>>>
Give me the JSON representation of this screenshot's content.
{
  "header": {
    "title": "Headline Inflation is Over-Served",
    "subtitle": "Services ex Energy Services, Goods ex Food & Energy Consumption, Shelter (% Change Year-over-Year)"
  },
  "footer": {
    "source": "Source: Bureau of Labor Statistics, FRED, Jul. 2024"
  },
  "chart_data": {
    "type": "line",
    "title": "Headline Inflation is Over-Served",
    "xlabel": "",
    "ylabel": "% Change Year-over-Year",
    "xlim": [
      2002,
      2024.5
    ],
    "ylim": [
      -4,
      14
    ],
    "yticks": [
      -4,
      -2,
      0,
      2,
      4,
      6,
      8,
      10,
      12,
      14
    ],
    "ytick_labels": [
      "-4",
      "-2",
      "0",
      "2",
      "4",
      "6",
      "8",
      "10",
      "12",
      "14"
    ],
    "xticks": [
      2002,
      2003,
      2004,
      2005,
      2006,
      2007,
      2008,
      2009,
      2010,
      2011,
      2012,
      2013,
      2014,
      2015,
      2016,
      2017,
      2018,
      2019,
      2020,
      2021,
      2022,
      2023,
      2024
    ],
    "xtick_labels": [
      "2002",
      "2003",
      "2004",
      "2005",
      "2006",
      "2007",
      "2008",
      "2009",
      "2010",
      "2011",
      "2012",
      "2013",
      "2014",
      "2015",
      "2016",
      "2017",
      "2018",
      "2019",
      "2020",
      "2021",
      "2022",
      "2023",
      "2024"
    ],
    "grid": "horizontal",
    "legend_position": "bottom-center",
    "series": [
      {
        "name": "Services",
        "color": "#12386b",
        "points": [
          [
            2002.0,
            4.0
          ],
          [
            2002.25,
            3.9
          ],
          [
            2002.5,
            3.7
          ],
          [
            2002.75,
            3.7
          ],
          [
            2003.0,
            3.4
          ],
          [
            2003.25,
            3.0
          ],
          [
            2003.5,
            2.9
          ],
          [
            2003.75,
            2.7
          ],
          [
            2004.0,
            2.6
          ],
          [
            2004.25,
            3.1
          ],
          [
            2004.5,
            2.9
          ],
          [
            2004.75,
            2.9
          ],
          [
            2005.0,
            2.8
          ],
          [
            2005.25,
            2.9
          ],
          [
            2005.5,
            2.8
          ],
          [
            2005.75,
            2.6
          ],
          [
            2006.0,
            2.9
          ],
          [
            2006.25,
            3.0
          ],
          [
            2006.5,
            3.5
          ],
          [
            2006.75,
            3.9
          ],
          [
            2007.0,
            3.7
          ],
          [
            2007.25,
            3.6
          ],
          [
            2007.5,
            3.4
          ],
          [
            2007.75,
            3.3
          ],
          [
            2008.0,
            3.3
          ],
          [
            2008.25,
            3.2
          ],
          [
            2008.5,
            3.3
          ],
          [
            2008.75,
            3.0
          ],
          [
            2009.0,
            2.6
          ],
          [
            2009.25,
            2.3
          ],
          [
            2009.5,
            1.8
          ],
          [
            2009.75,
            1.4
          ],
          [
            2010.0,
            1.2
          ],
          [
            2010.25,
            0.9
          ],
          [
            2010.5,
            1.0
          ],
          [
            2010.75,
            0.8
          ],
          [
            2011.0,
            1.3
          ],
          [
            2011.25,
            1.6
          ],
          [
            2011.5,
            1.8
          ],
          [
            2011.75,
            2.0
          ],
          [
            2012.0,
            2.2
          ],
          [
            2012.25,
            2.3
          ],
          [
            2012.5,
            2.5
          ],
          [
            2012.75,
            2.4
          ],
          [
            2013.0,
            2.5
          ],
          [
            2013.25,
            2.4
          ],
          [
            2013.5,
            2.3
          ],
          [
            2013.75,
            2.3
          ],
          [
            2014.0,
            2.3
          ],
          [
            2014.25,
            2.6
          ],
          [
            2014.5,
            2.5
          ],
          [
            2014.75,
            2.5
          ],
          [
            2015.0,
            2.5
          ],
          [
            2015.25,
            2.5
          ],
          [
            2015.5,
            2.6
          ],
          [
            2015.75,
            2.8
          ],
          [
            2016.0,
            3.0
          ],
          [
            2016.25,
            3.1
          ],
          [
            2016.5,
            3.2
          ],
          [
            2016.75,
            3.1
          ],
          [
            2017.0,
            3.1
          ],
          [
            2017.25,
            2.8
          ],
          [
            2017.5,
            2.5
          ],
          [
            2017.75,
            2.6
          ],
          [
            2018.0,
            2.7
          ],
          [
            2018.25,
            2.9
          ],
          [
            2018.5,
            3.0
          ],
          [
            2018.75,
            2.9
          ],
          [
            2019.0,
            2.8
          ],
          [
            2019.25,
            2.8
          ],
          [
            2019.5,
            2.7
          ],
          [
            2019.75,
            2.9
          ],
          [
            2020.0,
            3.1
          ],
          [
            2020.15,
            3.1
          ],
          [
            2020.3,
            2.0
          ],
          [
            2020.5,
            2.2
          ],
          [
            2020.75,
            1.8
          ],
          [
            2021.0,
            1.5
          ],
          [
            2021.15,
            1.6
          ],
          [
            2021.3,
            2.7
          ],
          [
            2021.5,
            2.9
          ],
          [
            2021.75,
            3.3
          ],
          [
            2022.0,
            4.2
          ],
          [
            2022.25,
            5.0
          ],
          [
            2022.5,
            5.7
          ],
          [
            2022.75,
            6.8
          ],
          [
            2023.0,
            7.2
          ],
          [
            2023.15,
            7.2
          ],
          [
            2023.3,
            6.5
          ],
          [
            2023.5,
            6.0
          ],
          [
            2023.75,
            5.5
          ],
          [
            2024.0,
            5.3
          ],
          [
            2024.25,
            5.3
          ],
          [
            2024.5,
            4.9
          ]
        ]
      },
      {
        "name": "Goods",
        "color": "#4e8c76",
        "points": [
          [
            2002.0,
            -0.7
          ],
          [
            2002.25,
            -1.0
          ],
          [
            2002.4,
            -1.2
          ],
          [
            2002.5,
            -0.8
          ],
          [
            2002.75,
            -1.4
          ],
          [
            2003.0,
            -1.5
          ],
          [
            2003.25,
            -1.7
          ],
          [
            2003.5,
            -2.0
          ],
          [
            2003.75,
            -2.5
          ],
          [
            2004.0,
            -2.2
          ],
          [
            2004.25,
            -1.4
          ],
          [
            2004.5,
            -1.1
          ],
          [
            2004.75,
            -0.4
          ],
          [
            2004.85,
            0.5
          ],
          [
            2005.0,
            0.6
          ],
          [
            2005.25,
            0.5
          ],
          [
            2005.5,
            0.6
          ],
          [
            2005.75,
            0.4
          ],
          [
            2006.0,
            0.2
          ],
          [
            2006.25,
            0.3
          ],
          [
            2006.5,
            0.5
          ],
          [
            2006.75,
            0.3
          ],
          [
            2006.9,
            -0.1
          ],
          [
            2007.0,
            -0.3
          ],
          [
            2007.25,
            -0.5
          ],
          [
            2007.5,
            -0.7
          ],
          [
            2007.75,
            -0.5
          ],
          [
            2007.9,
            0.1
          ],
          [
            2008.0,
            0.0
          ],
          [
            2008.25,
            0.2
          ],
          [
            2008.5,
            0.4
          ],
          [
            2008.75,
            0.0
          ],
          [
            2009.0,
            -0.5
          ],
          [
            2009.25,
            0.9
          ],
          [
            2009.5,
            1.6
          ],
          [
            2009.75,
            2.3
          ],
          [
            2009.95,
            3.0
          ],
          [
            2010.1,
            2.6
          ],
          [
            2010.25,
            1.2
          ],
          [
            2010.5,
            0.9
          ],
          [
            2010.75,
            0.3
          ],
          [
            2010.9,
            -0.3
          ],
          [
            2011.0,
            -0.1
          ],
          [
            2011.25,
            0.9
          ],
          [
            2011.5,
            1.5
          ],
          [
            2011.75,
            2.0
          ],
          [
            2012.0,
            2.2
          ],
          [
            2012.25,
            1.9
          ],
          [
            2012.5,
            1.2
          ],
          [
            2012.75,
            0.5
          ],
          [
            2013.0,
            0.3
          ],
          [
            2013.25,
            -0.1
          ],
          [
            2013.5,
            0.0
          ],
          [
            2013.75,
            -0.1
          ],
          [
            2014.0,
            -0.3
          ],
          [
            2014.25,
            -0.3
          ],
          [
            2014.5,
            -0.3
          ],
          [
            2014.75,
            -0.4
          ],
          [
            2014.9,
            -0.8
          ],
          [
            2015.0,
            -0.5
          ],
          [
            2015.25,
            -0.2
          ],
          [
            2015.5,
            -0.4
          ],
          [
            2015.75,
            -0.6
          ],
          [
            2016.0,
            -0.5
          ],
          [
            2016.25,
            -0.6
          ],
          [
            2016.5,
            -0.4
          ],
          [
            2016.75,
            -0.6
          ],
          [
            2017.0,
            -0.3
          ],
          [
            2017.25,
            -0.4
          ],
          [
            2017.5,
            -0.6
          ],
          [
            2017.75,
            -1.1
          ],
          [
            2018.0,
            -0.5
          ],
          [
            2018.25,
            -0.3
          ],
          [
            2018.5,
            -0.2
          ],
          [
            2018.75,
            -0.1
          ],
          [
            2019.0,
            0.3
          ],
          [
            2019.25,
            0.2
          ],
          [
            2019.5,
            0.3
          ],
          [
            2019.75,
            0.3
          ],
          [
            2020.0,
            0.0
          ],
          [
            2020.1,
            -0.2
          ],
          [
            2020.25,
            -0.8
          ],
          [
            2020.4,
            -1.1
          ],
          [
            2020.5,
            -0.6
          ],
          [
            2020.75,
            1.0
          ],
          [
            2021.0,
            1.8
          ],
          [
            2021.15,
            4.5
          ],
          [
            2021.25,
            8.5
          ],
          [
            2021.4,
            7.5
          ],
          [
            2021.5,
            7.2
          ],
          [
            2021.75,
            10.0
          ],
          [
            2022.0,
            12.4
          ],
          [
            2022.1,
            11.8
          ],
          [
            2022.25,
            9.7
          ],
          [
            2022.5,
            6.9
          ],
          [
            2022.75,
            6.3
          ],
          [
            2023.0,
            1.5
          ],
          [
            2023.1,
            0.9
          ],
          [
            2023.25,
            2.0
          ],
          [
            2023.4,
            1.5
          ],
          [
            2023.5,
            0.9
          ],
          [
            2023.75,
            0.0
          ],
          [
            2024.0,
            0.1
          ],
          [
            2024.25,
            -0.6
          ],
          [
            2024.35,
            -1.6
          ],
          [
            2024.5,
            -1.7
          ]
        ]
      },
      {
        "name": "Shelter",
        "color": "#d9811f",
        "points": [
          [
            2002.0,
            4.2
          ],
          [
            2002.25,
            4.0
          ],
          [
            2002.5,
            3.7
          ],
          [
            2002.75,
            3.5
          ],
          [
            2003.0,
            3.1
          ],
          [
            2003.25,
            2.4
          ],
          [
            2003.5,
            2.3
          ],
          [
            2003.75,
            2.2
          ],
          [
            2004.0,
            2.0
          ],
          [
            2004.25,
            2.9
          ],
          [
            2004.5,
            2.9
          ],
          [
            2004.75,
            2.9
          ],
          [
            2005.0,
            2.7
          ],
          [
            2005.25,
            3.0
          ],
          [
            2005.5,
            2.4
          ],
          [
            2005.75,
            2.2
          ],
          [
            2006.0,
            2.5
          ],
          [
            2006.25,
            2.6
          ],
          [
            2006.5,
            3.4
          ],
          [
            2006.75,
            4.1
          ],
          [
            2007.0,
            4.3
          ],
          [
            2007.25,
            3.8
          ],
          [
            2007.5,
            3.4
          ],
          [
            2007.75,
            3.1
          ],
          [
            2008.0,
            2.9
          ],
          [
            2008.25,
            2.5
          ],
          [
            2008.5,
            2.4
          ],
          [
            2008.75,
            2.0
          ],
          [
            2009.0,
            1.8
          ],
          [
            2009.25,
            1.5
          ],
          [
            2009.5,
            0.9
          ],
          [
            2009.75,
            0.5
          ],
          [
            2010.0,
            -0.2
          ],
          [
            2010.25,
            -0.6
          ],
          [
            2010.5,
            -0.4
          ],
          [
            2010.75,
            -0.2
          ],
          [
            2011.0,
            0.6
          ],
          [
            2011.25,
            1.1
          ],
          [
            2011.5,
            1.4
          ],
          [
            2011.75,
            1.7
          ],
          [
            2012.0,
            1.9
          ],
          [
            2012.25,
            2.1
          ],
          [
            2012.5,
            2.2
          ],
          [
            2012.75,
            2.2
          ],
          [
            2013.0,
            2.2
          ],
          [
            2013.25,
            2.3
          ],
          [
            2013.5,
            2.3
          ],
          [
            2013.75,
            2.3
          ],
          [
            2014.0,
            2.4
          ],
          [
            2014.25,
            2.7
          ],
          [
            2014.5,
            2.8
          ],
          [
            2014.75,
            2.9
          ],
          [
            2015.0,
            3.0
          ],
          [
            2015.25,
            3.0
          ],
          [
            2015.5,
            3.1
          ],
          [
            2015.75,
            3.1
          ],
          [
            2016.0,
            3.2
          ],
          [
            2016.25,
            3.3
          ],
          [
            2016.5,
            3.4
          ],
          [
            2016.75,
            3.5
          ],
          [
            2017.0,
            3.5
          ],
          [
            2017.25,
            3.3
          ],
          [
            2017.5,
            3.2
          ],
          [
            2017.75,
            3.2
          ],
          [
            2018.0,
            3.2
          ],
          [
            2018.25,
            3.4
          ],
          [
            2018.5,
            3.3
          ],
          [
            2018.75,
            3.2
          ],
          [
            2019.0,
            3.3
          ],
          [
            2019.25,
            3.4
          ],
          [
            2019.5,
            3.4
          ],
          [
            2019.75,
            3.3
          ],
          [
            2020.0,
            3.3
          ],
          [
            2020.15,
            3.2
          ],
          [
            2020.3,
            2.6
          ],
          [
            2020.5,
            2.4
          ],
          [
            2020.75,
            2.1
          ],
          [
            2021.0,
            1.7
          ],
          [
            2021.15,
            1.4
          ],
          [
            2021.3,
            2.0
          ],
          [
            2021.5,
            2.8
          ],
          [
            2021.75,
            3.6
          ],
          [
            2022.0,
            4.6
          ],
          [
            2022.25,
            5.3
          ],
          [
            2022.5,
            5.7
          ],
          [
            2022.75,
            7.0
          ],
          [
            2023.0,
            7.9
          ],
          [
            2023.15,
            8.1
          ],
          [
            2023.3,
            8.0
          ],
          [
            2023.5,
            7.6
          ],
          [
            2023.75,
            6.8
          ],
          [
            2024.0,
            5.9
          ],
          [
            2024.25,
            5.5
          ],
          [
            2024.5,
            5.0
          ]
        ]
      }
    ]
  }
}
<<<
#### Your goal
Select the lines from the entries that include the word "name".

#### Solution to this problem
        "name": "Services",
        "name": "Goods",
        "name": "Shelter",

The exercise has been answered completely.